* START Records supplied *
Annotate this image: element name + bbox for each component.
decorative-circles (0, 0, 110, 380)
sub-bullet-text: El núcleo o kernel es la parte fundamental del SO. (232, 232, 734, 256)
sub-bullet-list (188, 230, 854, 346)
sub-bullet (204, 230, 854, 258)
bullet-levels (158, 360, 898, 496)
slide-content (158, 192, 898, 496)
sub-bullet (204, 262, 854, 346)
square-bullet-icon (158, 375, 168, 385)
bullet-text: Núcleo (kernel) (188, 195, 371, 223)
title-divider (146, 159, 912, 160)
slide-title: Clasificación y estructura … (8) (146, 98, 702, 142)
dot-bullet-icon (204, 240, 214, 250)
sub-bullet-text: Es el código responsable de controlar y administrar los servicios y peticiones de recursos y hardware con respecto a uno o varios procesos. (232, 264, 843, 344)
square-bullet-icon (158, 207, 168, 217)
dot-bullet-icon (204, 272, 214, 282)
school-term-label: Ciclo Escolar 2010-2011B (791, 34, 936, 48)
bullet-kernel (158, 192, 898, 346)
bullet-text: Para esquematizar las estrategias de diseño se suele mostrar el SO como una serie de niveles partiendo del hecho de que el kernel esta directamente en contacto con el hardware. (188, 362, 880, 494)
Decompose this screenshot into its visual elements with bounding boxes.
* END Records supplied *
* START Records supplied *
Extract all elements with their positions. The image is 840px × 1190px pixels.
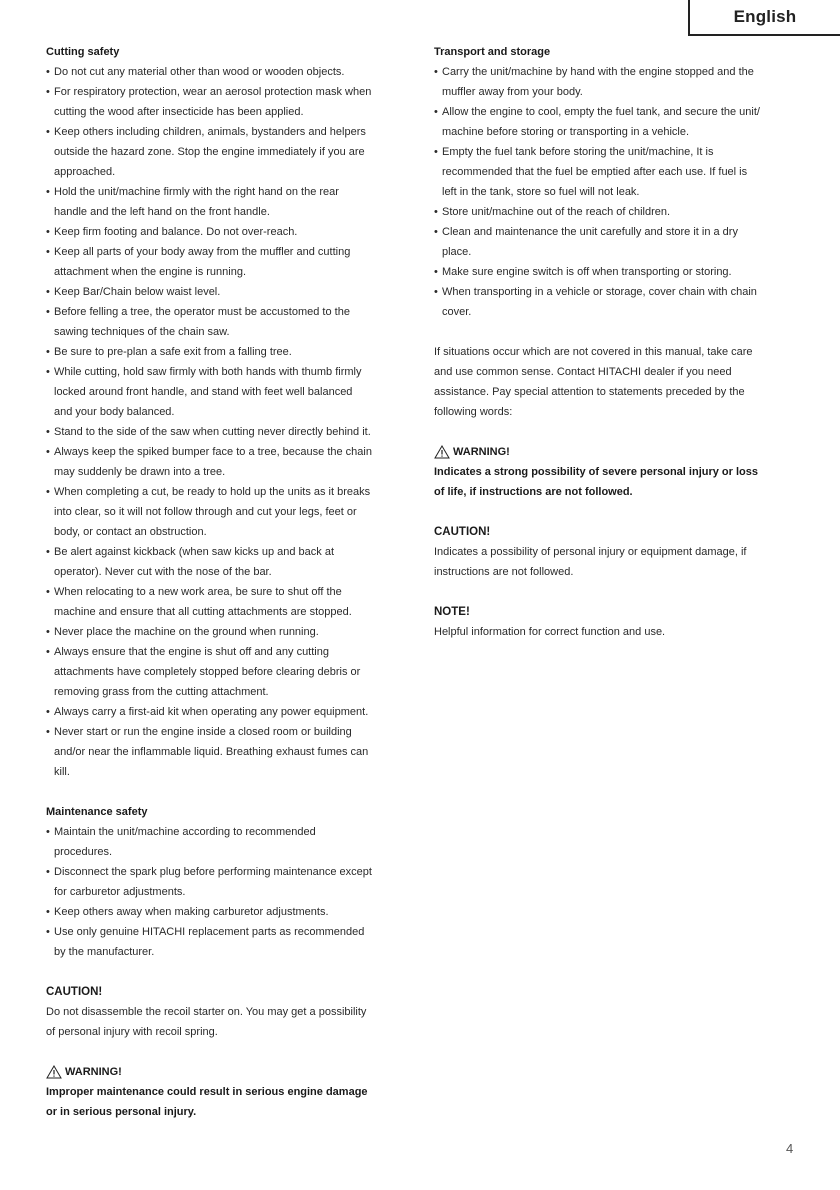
* END Records supplied *
Please convert the rows from the line with "Annotate this image: element" up to and including the line with "school-term-label: Ciclo Escolar" into a two-column CSV headed input and output. Give one CSV line per input. Put the input text in one quoted field and its answer in the other, with line breaks replaced by spaces.

input,output
"Annotate this image: element name + bbox for each component.","decorative-circles (0, 0, 110, 380) sub-bullet-text: El núcleo o kernel es la parte fundamental del SO. (232, 232, 734, 256) sub-bullet-list (188, 230, 854, 346) sub-bullet (204, 230, 854, 258) bullet-levels (158, 360, 898, 496) slide-content (158, 192, 898, 496) sub-bullet (204, 262, 854, 346) square-bullet-icon (158, 375, 168, 385) bullet-text: Núcleo (kernel) (188, 195, 371, 223) title-divider (146, 159, 912, 160) slide-title: Clasificación y estructura … (8) (146, 98, 702, 142) dot-bullet-icon (204, 240, 214, 250) sub-bullet-text: Es el código responsable de controlar y administrar los servicios y peticiones de recursos y hardware con respecto a uno o varios procesos. (232, 264, 843, 344) square-bullet-icon (158, 207, 168, 217) dot-bullet-icon (204, 272, 214, 282) school-term-label: Ciclo Escolar 2010-2011B (791, 34, 936, 48)"